Aim of the task:
Pick out every line with the word "source" and copy it.

►

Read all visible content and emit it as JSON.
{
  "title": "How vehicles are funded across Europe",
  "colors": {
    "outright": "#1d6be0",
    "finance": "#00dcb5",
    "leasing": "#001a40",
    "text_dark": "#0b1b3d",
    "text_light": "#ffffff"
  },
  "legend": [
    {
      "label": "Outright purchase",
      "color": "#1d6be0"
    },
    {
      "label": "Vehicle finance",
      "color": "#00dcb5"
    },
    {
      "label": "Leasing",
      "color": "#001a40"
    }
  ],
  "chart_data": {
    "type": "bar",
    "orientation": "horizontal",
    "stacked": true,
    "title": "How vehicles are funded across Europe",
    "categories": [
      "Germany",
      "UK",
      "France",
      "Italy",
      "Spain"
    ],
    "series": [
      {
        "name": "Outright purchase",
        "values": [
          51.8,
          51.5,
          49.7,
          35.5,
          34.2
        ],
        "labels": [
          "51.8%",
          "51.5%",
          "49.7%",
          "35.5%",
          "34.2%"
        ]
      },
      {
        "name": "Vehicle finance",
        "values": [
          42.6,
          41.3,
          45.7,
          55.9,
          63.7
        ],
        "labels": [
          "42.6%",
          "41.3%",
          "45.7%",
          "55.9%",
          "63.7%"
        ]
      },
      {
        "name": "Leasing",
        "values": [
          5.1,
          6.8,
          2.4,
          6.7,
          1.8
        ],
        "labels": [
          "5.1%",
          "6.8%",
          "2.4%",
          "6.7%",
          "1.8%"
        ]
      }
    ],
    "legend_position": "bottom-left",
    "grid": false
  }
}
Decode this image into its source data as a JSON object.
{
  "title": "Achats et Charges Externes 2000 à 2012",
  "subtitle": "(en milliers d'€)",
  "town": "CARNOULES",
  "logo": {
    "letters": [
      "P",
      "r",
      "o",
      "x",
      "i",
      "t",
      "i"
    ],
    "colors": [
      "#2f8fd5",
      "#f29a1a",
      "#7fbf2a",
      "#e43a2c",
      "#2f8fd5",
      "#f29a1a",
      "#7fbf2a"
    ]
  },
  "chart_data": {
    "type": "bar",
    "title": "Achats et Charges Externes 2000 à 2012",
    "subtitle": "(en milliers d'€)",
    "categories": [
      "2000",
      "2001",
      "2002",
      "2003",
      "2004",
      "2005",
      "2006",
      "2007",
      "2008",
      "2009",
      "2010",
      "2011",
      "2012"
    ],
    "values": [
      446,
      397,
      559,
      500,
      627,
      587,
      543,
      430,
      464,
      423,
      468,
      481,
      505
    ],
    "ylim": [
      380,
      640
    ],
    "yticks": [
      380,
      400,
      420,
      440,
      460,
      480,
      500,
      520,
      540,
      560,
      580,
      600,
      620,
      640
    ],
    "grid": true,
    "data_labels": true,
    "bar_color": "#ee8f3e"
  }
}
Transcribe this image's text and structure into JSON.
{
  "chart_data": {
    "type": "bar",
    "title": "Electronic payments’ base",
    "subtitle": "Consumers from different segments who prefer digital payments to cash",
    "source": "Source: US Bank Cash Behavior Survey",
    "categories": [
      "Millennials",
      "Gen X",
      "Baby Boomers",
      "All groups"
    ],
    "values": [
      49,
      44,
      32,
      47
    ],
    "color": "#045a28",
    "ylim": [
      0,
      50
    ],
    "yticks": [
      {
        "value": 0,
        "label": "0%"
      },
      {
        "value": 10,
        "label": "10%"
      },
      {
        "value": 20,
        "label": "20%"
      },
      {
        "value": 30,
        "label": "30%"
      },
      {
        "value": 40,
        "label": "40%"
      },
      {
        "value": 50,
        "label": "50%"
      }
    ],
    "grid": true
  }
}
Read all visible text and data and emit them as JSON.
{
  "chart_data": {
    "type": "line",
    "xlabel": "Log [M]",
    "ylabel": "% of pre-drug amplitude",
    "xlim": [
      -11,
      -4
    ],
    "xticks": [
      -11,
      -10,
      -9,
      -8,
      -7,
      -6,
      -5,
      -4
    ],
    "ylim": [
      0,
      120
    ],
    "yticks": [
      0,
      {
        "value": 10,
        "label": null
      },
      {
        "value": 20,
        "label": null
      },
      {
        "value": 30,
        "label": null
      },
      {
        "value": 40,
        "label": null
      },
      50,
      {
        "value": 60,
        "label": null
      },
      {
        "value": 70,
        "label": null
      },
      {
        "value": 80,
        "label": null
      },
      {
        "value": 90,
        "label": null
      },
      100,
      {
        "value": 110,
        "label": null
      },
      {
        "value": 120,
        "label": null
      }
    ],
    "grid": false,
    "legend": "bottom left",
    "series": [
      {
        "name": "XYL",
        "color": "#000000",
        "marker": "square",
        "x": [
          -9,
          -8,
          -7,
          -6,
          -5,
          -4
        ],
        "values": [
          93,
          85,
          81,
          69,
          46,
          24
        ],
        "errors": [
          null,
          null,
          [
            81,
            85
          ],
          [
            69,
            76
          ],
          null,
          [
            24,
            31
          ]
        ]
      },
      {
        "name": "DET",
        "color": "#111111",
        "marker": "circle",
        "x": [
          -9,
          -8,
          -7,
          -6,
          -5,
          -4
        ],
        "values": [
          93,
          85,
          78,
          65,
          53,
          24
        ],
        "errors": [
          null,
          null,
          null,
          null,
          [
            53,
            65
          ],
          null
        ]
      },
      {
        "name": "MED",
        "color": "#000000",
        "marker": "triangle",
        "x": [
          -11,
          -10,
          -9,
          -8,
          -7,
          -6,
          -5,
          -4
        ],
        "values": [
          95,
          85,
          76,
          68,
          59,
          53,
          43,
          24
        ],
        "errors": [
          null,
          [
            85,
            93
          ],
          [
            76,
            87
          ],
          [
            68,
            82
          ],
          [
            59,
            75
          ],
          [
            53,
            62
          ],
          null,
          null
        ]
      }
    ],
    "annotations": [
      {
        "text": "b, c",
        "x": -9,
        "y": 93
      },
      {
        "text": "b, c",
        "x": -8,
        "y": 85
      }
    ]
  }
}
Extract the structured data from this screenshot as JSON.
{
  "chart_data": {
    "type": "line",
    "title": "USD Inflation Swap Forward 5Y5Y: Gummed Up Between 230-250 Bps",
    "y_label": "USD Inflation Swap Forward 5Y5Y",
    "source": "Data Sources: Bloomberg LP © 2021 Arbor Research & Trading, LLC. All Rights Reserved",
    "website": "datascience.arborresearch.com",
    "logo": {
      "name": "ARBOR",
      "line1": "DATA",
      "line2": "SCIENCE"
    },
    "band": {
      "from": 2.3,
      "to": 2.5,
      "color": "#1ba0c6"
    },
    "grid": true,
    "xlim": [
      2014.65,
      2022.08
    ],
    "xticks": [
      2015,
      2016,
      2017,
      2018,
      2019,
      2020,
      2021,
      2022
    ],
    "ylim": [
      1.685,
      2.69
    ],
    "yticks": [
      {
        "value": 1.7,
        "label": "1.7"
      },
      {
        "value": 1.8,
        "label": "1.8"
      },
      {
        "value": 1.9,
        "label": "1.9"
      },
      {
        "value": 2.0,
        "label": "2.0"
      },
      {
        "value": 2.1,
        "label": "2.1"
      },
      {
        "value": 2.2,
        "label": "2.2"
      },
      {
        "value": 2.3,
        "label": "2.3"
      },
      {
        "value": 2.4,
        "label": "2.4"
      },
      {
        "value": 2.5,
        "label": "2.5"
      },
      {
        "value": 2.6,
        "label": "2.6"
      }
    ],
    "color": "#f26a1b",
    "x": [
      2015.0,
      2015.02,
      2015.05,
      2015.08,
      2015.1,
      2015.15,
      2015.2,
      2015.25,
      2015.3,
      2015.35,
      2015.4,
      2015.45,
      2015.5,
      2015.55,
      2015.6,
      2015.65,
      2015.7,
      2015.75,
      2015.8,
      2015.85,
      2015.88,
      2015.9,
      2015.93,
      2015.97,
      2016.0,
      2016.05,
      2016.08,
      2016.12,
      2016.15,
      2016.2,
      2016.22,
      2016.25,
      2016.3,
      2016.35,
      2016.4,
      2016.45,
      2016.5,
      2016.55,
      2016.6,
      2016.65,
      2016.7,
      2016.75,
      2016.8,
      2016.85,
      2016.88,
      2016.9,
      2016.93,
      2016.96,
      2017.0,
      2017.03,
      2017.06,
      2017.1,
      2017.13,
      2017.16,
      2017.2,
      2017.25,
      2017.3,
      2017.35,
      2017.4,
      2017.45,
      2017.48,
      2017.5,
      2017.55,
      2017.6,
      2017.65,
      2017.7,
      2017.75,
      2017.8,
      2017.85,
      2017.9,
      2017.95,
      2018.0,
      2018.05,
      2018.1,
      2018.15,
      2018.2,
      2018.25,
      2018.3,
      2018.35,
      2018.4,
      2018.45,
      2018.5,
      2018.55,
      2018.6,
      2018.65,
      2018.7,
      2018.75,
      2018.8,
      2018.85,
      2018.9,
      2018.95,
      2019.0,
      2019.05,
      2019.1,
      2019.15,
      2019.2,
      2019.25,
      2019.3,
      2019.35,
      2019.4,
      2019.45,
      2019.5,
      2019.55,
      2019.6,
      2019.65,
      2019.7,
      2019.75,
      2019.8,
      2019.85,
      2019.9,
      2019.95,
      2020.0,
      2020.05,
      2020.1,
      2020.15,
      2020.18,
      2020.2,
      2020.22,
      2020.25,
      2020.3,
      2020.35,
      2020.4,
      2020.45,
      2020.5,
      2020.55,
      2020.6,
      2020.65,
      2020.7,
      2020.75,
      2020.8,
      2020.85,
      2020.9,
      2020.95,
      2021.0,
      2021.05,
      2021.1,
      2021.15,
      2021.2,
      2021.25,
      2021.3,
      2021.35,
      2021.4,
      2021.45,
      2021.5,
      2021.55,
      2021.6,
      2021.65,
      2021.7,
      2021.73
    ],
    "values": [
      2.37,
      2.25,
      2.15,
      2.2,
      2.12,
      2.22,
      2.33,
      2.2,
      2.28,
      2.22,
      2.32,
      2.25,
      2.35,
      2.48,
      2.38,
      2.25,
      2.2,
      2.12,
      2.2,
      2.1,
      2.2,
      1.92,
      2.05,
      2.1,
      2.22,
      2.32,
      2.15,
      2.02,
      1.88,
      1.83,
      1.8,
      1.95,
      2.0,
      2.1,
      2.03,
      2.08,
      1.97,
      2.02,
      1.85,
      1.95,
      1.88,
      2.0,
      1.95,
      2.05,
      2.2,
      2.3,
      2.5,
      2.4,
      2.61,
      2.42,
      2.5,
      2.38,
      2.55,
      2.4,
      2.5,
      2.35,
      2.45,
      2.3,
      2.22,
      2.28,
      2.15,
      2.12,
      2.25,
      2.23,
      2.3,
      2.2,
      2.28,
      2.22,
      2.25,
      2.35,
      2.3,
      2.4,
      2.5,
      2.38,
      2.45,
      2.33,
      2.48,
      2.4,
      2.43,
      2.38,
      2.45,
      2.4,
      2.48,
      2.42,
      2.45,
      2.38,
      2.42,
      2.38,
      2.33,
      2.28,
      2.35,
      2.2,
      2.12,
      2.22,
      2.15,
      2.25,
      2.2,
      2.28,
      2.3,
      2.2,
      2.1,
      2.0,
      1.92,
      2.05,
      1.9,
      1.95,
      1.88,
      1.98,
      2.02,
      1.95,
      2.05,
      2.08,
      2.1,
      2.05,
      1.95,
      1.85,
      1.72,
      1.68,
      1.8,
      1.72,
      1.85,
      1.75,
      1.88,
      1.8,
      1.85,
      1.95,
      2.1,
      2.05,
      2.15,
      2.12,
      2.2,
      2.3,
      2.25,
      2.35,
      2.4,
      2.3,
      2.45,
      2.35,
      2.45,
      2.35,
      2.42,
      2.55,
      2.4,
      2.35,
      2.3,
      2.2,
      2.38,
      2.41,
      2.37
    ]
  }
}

◄

Written solution:
Decode this image into its source data as a JSON object.
    "source": "Source: US Bank Cash Behavior Survey",
    "source": "Data Sources: Bloomberg LP © 2021 Arbor Research & Trading, LLC. All Rights Reserved",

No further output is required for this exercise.